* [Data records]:
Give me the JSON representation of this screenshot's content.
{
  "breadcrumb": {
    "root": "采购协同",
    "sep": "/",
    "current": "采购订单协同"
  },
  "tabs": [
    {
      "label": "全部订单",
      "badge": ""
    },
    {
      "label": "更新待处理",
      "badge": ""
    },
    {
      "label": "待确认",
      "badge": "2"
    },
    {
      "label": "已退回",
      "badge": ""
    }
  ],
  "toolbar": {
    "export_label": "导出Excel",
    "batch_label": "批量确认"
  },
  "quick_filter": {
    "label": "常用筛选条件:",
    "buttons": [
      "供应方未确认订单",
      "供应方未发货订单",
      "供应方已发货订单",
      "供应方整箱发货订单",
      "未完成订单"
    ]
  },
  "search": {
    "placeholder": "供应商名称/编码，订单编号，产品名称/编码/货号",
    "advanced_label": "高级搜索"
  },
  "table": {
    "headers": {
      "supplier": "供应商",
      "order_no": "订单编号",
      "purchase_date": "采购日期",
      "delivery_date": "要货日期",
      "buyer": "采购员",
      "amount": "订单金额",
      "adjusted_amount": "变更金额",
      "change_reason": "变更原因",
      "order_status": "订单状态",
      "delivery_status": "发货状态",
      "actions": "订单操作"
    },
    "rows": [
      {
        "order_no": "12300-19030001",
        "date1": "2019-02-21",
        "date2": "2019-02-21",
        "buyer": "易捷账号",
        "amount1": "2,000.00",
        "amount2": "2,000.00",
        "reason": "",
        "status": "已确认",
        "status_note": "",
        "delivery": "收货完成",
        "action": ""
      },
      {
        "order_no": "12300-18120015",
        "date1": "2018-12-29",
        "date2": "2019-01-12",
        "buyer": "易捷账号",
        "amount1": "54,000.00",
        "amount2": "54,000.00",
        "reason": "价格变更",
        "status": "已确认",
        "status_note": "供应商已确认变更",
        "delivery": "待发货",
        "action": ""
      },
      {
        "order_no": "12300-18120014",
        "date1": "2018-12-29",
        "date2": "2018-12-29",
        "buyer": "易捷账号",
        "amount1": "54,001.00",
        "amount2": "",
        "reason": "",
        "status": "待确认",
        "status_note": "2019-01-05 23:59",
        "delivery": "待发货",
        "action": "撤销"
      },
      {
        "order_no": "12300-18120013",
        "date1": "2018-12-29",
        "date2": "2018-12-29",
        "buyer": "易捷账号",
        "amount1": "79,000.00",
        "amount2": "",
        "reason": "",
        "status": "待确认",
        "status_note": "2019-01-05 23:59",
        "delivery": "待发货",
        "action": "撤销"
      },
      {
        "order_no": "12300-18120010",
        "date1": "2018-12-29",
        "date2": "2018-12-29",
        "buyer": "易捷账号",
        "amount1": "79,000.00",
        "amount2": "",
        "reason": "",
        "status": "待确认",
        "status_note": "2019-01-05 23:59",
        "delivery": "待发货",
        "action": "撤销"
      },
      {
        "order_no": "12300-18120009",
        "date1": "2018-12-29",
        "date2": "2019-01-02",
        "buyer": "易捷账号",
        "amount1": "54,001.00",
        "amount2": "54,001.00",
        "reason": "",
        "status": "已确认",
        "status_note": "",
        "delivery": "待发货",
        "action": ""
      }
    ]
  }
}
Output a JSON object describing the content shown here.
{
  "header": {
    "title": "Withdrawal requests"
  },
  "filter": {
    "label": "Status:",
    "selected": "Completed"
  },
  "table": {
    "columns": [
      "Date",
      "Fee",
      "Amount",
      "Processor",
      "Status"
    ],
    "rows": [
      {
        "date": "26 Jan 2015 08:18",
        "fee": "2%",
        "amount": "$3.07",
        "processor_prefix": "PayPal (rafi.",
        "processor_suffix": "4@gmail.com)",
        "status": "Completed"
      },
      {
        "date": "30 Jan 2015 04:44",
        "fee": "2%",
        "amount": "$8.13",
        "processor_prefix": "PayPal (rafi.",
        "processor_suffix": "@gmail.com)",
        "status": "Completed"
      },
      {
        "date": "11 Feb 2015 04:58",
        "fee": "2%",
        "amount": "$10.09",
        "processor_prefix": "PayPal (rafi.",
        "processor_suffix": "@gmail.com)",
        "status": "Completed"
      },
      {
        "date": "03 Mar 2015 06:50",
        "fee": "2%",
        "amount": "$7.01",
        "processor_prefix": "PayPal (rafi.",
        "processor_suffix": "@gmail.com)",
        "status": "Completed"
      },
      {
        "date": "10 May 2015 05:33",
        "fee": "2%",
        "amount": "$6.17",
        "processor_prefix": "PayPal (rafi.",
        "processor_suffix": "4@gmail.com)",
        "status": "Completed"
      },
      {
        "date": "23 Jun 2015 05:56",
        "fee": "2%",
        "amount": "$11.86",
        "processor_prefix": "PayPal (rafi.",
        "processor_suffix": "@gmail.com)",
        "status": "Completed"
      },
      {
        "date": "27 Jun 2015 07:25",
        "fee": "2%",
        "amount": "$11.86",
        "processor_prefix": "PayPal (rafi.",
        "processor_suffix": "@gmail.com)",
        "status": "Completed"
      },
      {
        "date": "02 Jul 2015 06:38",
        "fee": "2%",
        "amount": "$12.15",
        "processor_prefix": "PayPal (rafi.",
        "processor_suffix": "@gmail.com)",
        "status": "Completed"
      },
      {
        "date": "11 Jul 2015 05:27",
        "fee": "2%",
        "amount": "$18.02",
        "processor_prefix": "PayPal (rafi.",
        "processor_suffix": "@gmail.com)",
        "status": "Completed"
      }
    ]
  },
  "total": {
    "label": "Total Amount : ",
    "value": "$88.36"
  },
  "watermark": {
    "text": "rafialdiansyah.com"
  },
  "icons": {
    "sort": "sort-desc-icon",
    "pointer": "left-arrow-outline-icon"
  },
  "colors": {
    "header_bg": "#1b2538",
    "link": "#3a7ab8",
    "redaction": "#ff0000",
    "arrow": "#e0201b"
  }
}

* [THE PROBLEM]: How many lines in the listing above contain "content"? Answer with the number alone.

* [WORKED ANSWER]: 2